→ DESCRIPTION OF THE TASK: Write out every entry word for word.
Start
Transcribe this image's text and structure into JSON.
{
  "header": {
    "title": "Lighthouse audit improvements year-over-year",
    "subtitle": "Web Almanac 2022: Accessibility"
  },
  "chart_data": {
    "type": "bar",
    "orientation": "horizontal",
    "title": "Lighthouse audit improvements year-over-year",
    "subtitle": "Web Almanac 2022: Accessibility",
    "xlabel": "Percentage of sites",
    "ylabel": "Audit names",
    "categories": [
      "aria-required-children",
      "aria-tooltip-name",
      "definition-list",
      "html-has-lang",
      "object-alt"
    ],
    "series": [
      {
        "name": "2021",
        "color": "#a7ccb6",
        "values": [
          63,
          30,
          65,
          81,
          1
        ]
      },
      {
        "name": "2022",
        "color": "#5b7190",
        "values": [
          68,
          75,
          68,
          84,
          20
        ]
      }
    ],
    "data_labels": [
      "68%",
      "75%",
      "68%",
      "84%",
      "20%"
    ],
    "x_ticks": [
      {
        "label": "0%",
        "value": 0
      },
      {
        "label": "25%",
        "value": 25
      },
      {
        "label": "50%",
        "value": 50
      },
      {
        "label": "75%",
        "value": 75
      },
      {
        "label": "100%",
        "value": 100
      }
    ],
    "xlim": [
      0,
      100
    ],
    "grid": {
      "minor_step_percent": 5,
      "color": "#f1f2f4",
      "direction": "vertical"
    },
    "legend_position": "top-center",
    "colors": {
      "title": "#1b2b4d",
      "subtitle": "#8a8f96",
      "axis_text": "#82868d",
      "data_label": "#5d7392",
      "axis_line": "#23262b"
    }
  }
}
End
→ ANSWER:
Transcribe this image's text and structure into JSON.
{
  "header": {
    "title": "Lighthouse audit improvements year-over-year",
    "subtitle": "Web Almanac 2022: Accessibility"
  },
  "chart_data": {
    "type": "bar",
    "orientation": "horizontal",
    "title": "Lighthouse audit improvements year-over-year",
    "subtitle": "Web Almanac 2022: Accessibility",
    "xlabel": "Percentage of sites",
    "ylabel": "Audit names",
    "categories": [
      "aria-required-children",
      "aria-tooltip-name",
      "definition-list",
      "html-has-lang",
      "object-alt"
    ],
    "series": [
      {
        "name": "2021",
        "color": "#a7ccb6",
        "values": [
          63,
          30,
          65,
          81,
          1
        ]
      },
      {
        "name": "2022",
        "color": "#5b7190",
        "values": [
          68,
          75,
          68,
          84,
          20
        ]
      }
    ],
    "data_labels": [
      "68%",
      "75%",
      "68%",
      "84%",
      "20%"
    ],
    "x_ticks": [
      {
        "label": "0%",
        "value": 0
      },
      {
        "label": "25%",
        "value": 25
      },
      {
        "label": "50%",
        "value": 50
      },
      {
        "label": "75%",
        "value": 75
      },
      {
        "label": "100%",
        "value": 100
      }
    ],
    "xlim": [
      0,
      100
    ],
    "grid": {
      "minor_step_percent": 5,
      "color": "#f1f2f4",
      "direction": "vertical"
    },
    "legend_position": "top-center",
    "colors": {
      "title": "#1b2b4d",
      "subtitle": "#8a8f96",
      "axis_text": "#82868d",
      "data_label": "#5d7392",
      "axis_line": "#23262b"
    }
  }
}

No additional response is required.